Problem description — Look for "Methodism" in the listing below. Gather each line that contains it.

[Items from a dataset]
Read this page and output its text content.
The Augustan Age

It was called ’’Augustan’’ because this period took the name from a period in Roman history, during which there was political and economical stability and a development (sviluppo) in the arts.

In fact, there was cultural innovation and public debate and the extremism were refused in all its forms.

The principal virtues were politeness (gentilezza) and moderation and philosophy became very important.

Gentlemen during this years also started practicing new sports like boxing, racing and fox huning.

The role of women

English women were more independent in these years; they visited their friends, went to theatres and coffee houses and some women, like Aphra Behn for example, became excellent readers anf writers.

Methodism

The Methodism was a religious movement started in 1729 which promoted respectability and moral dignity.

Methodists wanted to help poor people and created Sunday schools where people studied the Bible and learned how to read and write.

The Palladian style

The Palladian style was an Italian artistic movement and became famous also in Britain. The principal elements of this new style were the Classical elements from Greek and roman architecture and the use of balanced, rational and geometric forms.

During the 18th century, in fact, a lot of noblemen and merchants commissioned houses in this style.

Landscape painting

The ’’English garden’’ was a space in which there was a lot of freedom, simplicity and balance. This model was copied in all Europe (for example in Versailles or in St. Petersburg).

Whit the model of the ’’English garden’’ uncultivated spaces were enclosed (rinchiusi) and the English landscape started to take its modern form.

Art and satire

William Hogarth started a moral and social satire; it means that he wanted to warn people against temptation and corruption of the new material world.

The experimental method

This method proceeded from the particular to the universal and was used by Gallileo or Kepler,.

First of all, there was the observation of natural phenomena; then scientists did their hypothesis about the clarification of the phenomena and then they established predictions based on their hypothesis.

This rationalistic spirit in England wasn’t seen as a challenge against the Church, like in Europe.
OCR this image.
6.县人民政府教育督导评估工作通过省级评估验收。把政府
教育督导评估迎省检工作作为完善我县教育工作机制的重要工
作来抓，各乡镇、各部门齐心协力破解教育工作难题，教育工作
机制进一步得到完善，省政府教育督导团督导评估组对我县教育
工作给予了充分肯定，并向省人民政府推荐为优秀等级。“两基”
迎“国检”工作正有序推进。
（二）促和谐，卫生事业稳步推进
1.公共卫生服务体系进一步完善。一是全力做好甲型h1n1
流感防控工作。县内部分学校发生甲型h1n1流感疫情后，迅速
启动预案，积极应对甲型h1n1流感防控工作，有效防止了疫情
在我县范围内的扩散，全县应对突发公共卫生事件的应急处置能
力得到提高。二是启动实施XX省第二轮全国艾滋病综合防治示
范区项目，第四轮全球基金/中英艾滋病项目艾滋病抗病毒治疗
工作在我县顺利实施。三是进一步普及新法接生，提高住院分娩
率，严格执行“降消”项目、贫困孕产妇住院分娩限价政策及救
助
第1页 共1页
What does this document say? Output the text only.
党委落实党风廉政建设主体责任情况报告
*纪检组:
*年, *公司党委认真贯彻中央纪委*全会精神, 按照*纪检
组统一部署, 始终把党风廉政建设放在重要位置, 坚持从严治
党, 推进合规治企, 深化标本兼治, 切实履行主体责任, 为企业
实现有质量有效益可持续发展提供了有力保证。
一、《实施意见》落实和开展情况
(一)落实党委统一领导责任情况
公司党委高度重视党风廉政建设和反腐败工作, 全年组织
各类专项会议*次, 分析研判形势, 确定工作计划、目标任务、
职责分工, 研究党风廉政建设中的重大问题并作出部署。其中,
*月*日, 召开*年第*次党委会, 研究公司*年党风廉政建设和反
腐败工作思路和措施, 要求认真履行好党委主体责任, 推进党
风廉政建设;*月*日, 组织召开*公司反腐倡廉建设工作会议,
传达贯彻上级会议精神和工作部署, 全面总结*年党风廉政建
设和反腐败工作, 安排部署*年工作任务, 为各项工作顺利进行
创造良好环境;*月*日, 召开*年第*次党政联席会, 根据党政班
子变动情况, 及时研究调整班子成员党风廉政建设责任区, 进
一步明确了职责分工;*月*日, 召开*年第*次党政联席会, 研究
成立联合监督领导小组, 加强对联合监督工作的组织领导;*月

Result —
Methodism
The Methodism was a religious movement started in 1729 which promoted respectability and moral dignity.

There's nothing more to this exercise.